GIVEN PROBLEM:
Copy out the entries exactly, from the first line to the last.

━━━━━ PROVIDED MATERIAL ━━━━━

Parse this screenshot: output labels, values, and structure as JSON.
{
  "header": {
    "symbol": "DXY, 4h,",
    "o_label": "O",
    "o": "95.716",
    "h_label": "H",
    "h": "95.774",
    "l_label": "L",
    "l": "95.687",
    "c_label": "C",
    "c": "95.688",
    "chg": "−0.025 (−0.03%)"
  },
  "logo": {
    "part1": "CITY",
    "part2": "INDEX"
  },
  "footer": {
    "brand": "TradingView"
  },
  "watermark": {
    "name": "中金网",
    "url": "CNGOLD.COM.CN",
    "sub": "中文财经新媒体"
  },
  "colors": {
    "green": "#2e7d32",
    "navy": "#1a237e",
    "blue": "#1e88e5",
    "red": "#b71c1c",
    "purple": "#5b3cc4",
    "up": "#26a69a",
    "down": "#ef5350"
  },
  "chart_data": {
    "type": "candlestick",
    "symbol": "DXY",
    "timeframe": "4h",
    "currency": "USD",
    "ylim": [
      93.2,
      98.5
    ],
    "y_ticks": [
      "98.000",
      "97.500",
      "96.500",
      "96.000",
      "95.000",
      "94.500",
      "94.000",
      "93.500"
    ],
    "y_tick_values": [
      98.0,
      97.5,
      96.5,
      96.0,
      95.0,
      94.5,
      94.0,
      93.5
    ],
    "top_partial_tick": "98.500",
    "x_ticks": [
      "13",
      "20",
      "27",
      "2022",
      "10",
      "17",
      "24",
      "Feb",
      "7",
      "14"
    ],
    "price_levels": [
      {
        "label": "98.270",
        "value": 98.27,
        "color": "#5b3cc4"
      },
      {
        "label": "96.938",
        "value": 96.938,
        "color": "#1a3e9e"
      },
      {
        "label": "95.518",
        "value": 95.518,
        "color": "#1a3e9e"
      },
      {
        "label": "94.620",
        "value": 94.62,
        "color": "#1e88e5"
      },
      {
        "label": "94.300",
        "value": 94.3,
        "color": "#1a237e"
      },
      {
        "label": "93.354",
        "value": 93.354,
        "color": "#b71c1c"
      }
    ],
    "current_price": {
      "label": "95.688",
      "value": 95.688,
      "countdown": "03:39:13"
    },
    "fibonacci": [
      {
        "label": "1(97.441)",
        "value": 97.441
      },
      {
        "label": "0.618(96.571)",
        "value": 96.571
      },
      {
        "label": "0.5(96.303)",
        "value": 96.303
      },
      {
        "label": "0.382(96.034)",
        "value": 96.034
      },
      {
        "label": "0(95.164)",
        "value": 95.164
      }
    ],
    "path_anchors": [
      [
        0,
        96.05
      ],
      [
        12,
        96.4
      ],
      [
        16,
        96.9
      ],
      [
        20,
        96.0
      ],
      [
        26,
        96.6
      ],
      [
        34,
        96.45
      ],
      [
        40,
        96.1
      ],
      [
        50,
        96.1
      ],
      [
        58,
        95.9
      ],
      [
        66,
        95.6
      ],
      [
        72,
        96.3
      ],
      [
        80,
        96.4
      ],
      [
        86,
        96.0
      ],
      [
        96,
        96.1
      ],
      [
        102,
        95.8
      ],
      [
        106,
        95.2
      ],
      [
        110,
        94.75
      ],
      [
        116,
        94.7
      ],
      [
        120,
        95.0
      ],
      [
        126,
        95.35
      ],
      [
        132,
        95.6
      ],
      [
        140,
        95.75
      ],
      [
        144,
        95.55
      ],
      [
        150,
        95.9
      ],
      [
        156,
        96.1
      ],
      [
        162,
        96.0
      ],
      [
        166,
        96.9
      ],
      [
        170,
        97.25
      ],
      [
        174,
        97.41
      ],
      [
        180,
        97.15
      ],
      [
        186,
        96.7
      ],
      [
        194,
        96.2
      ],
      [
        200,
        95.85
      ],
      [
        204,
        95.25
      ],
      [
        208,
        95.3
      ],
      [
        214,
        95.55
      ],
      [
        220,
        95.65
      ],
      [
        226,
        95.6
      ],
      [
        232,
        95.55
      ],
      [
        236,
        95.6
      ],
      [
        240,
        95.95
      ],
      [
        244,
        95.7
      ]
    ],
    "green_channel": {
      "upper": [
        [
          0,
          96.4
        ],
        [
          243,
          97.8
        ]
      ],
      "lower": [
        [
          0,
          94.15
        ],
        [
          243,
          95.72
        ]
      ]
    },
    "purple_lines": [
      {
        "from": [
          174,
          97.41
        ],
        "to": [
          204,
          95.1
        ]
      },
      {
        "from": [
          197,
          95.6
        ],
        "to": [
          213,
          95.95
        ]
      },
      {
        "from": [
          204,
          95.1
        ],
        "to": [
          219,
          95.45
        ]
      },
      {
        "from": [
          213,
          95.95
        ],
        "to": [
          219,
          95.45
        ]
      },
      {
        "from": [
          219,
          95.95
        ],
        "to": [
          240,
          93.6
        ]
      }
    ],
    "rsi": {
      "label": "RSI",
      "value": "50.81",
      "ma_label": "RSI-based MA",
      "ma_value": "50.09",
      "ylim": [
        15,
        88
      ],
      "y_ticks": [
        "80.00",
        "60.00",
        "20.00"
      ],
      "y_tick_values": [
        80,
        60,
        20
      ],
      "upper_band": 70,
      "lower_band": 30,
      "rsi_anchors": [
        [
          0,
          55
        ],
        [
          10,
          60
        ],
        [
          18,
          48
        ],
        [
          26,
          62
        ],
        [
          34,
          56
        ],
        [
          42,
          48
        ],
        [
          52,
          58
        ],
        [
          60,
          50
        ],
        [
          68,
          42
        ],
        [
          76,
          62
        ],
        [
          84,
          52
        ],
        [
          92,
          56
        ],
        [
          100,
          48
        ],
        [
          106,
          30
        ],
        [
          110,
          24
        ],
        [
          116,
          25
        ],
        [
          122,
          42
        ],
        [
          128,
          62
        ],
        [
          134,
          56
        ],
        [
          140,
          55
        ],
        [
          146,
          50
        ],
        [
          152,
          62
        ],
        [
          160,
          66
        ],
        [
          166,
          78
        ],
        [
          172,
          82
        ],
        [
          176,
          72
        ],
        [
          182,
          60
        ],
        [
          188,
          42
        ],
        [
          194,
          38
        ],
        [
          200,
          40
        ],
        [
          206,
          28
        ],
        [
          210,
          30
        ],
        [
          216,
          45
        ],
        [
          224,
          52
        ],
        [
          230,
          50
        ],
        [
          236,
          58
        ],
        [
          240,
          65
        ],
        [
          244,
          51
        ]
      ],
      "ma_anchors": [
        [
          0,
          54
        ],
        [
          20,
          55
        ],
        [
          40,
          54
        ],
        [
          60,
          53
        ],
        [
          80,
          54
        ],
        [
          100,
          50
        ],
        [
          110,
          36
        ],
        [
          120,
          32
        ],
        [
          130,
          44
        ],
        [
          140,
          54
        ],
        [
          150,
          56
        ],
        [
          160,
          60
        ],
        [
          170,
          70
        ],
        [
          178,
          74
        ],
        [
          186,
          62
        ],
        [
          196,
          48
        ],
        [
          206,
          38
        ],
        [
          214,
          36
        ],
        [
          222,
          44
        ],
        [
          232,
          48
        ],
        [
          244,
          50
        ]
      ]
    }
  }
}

━━━━━

CORRECT ANSWER:
Parse this screenshot: output labels, values, and structure as JSON.
{
  "header": {
    "symbol": "DXY, 4h,",
    "o_label": "O",
    "o": "95.716",
    "h_label": "H",
    "h": "95.774",
    "l_label": "L",
    "l": "95.687",
    "c_label": "C",
    "c": "95.688",
    "chg": "−0.025 (−0.03%)"
  },
  "logo": {
    "part1": "CITY",
    "part2": "INDEX"
  },
  "footer": {
    "brand": "TradingView"
  },
  "watermark": {
    "name": "中金网",
    "url": "CNGOLD.COM.CN",
    "sub": "中文财经新媒体"
  },
  "colors": {
    "green": "#2e7d32",
    "navy": "#1a237e",
    "blue": "#1e88e5",
    "red": "#b71c1c",
    "purple": "#5b3cc4",
    "up": "#26a69a",
    "down": "#ef5350"
  },
  "chart_data": {
    "type": "candlestick",
    "symbol": "DXY",
    "timeframe": "4h",
    "currency": "USD",
    "ylim": [
      93.2,
      98.5
    ],
    "y_ticks": [
      "98.000",
      "97.500",
      "96.500",
      "96.000",
      "95.000",
      "94.500",
      "94.000",
      "93.500"
    ],
    "y_tick_values": [
      98.0,
      97.5,
      96.5,
      96.0,
      95.0,
      94.5,
      94.0,
      93.5
    ],
    "top_partial_tick": "98.500",
    "x_ticks": [
      "13",
      "20",
      "27",
      "2022",
      "10",
      "17",
      "24",
      "Feb",
      "7",
      "14"
    ],
    "price_levels": [
      {
        "label": "98.270",
        "value": 98.27,
        "color": "#5b3cc4"
      },
      {
        "label": "96.938",
        "value": 96.938,
        "color": "#1a3e9e"
      },
      {
        "label": "95.518",
        "value": 95.518,
        "color": "#1a3e9e"
      },
      {
        "label": "94.620",
        "value": 94.62,
        "color": "#1e88e5"
      },
      {
        "label": "94.300",
        "value": 94.3,
        "color": "#1a237e"
      },
      {
        "label": "93.354",
        "value": 93.354,
        "color": "#b71c1c"
      }
    ],
    "current_price": {
      "label": "95.688",
      "value": 95.688,
      "countdown": "03:39:13"
    },
    "fibonacci": [
      {
        "label": "1(97.441)",
        "value": 97.441
      },
      {
        "label": "0.618(96.571)",
        "value": 96.571
      },
      {
        "label": "0.5(96.303)",
        "value": 96.303
      },
      {
        "label": "0.382(96.034)",
        "value": 96.034
      },
      {
        "label": "0(95.164)",
        "value": 95.164
      }
    ],
    "path_anchors": [
      [
        0,
        96.05
      ],
      [
        12,
        96.4
      ],
      [
        16,
        96.9
      ],
      [
        20,
        96.0
      ],
      [
        26,
        96.6
      ],
      [
        34,
        96.45
      ],
      [
        40,
        96.1
      ],
      [
        50,
        96.1
      ],
      [
        58,
        95.9
      ],
      [
        66,
        95.6
      ],
      [
        72,
        96.3
      ],
      [
        80,
        96.4
      ],
      [
        86,
        96.0
      ],
      [
        96,
        96.1
      ],
      [
        102,
        95.8
      ],
      [
        106,
        95.2
      ],
      [
        110,
        94.75
      ],
      [
        116,
        94.7
      ],
      [
        120,
        95.0
      ],
      [
        126,
        95.35
      ],
      [
        132,
        95.6
      ],
      [
        140,
        95.75
      ],
      [
        144,
        95.55
      ],
      [
        150,
        95.9
      ],
      [
        156,
        96.1
      ],
      [
        162,
        96.0
      ],
      [
        166,
        96.9
      ],
      [
        170,
        97.25
      ],
      [
        174,
        97.41
      ],
      [
        180,
        97.15
      ],
      [
        186,
        96.7
      ],
      [
        194,
        96.2
      ],
      [
        200,
        95.85
      ],
      [
        204,
        95.25
      ],
      [
        208,
        95.3
      ],
      [
        214,
        95.55
      ],
      [
        220,
        95.65
      ],
      [
        226,
        95.6
      ],
      [
        232,
        95.55
      ],
      [
        236,
        95.6
      ],
      [
        240,
        95.95
      ],
      [
        244,
        95.7
      ]
    ],
    "green_channel": {
      "upper": [
        [
          0,
          96.4
        ],
        [
          243,
          97.8
        ]
      ],
      "lower": [
        [
          0,
          94.15
        ],
        [
          243,
          95.72
        ]
      ]
    },
    "purple_lines": [
      {
        "from": [
          174,
          97.41
        ],
        "to": [
          204,
          95.1
        ]
      },
      {
        "from": [
          197,
          95.6
        ],
        "to": [
          213,
          95.95
        ]
      },
      {
        "from": [
          204,
          95.1
        ],
        "to": [
          219,
          95.45
        ]
      },
      {
        "from": [
          213,
          95.95
        ],
        "to": [
          219,
          95.45
        ]
      },
      {
        "from": [
          219,
          95.95
        ],
        "to": [
          240,
          93.6
        ]
      }
    ],
    "rsi": {
      "label": "RSI",
      "value": "50.81",
      "ma_label": "RSI-based MA",
      "ma_value": "50.09",
      "ylim": [
        15,
        88
      ],
      "y_ticks": [
        "80.00",
        "60.00",
        "20.00"
      ],
      "y_tick_values": [
        80,
        60,
        20
      ],
      "upper_band": 70,
      "lower_band": 30,
      "rsi_anchors": [
        [
          0,
          55
        ],
        [
          10,
          60
        ],
        [
          18,
          48
        ],
        [
          26,
          62
        ],
        [
          34,
          56
        ],
        [
          42,
          48
        ],
        [
          52,
          58
        ],
        [
          60,
          50
        ],
        [
          68,
          42
        ],
        [
          76,
          62
        ],
        [
          84,
          52
        ],
        [
          92,
          56
        ],
        [
          100,
          48
        ],
        [
          106,
          30
        ],
        [
          110,
          24
        ],
        [
          116,
          25
        ],
        [
          122,
          42
        ],
        [
          128,
          62
        ],
        [
          134,
          56
        ],
        [
          140,
          55
        ],
        [
          146,
          50
        ],
        [
          152,
          62
        ],
        [
          160,
          66
        ],
        [
          166,
          78
        ],
        [
          172,
          82
        ],
        [
          176,
          72
        ],
        [
          182,
          60
        ],
        [
          188,
          42
        ],
        [
          194,
          38
        ],
        [
          200,
          40
        ],
        [
          206,
          28
        ],
        [
          210,
          30
        ],
        [
          216,
          45
        ],
        [
          224,
          52
        ],
        [
          230,
          50
        ],
        [
          236,
          58
        ],
        [
          240,
          65
        ],
        [
          244,
          51
        ]
      ],
      "ma_anchors": [
        [
          0,
          54
        ],
        [
          20,
          55
        ],
        [
          40,
          54
        ],
        [
          60,
          53
        ],
        [
          80,
          54
        ],
        [
          100,
          50
        ],
        [
          110,
          36
        ],
        [
          120,
          32
        ],
        [
          130,
          44
        ],
        [
          140,
          54
        ],
        [
          150,
          56
        ],
        [
          160,
          60
        ],
        [
          170,
          70
        ],
        [
          178,
          74
        ],
        [
          186,
          62
        ],
        [
          196,
          48
        ],
        [
          206,
          38
        ],
        [
          214,
          36
        ],
        [
          222,
          44
        ],
        [
          232,
          48
        ],
        [
          244,
          50
        ]
      ]
    }
  }
}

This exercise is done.